** Work to do **
What is the number of lines holding the word "Frequency"? Write that number and nothing else.
===== Supplied data =====
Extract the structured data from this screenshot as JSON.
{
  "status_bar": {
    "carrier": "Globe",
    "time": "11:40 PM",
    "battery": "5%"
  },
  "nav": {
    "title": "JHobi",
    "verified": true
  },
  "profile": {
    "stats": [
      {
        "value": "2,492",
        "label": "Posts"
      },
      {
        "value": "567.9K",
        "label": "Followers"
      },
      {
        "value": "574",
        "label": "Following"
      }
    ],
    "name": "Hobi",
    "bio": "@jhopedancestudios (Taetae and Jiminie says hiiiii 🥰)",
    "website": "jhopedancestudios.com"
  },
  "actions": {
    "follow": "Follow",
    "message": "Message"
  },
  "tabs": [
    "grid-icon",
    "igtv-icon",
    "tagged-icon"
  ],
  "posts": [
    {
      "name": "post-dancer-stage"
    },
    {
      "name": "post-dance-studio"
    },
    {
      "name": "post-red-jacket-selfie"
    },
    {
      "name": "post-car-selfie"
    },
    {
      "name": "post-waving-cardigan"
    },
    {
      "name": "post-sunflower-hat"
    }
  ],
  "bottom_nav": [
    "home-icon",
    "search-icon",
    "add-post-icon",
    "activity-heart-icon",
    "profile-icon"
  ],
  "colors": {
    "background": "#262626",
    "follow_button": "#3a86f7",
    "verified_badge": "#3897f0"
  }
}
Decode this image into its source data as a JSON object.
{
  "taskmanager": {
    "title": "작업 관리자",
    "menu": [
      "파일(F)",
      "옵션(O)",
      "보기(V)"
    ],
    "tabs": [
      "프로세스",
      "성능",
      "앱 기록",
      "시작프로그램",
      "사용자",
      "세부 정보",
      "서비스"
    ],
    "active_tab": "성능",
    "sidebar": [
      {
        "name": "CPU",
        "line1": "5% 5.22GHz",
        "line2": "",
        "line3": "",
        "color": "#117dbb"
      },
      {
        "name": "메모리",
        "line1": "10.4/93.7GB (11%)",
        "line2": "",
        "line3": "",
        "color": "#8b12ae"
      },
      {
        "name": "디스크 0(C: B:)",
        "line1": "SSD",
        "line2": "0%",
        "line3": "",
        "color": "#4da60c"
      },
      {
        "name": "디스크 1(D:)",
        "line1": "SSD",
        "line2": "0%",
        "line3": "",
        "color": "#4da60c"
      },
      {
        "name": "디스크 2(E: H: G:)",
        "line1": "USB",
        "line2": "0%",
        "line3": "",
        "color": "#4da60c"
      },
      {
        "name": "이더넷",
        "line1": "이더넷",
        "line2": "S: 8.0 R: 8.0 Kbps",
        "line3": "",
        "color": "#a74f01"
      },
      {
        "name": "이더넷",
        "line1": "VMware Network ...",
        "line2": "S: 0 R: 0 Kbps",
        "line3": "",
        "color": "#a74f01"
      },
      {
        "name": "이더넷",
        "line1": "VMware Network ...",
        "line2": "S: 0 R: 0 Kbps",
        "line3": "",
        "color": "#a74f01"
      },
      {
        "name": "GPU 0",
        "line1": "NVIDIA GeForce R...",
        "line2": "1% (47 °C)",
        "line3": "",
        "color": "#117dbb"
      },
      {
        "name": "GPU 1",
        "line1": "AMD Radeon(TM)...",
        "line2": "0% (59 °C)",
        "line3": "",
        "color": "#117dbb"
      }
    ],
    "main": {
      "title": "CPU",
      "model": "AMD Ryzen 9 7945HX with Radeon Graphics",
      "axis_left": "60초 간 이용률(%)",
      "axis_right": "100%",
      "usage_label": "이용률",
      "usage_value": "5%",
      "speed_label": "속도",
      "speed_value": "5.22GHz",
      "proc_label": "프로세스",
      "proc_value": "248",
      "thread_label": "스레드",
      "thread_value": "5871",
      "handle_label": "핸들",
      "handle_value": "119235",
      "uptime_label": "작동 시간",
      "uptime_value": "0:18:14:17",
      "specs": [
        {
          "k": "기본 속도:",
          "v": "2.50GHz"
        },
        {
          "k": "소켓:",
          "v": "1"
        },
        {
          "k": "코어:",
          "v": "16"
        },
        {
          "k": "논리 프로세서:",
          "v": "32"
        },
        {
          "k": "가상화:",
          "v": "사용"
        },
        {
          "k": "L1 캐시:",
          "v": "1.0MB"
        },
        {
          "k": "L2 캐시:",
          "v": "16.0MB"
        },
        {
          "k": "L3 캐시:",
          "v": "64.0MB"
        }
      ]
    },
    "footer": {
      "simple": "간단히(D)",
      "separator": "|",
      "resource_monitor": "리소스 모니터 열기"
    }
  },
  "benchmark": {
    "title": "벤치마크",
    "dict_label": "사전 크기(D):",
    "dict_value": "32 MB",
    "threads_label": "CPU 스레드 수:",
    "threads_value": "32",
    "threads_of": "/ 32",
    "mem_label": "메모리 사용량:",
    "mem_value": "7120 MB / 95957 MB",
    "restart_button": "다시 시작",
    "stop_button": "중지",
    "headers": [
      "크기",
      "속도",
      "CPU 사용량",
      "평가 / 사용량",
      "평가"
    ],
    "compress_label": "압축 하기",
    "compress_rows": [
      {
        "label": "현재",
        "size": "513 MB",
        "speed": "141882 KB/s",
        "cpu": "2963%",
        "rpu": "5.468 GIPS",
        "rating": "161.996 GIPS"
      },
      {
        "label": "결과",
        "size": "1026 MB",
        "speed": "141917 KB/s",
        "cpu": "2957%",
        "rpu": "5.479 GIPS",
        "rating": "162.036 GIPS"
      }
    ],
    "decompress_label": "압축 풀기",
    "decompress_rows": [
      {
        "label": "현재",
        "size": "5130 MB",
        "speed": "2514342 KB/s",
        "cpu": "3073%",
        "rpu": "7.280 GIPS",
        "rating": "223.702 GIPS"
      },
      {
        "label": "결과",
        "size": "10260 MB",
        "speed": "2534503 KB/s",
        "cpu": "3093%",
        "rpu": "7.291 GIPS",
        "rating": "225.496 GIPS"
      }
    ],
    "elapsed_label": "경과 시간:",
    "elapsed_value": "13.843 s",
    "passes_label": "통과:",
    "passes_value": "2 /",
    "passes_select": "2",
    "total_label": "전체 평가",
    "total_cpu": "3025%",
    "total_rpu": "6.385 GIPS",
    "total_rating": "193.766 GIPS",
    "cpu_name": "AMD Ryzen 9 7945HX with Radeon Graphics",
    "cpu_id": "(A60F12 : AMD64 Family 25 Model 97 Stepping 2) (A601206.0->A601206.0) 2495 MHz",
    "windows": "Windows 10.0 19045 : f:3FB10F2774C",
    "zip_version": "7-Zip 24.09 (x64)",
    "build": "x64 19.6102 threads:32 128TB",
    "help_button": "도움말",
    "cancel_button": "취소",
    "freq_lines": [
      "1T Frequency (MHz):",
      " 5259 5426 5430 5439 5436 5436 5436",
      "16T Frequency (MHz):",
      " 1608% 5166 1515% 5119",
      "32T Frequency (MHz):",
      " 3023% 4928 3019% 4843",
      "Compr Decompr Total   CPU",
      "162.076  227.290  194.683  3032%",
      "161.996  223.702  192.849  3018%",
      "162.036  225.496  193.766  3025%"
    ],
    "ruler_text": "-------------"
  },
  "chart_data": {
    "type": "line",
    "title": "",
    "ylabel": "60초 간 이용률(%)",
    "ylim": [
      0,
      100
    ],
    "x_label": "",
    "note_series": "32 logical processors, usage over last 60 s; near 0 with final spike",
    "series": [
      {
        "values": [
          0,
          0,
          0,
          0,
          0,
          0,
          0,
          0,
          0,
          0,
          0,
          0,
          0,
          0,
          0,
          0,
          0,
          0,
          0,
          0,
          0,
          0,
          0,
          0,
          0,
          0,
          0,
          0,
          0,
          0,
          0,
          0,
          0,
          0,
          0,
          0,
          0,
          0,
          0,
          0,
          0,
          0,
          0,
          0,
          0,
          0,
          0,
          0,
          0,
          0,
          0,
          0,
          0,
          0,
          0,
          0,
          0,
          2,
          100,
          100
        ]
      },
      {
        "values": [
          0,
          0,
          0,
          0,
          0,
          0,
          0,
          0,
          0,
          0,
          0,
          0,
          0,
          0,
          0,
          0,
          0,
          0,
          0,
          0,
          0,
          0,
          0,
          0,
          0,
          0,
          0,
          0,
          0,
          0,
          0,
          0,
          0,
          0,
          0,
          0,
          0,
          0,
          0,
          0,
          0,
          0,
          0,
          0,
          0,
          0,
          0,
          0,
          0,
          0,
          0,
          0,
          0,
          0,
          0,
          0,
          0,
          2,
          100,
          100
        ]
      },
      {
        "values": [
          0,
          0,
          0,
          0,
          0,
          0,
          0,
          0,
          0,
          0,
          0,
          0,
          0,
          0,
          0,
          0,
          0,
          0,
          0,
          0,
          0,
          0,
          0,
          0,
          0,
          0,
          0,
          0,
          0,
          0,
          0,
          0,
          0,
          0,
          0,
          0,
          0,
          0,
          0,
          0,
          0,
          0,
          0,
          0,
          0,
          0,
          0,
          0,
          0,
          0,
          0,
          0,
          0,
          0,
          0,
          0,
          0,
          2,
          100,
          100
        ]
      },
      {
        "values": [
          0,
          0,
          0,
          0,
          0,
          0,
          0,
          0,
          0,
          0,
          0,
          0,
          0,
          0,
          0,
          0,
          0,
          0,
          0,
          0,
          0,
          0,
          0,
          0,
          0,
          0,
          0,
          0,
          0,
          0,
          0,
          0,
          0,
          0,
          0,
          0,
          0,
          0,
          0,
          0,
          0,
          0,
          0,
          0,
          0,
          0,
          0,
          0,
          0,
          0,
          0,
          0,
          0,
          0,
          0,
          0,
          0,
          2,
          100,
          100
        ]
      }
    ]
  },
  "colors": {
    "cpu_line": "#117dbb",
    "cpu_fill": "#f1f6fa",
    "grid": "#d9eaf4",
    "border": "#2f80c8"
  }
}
=====
** Answer to the exercise **
3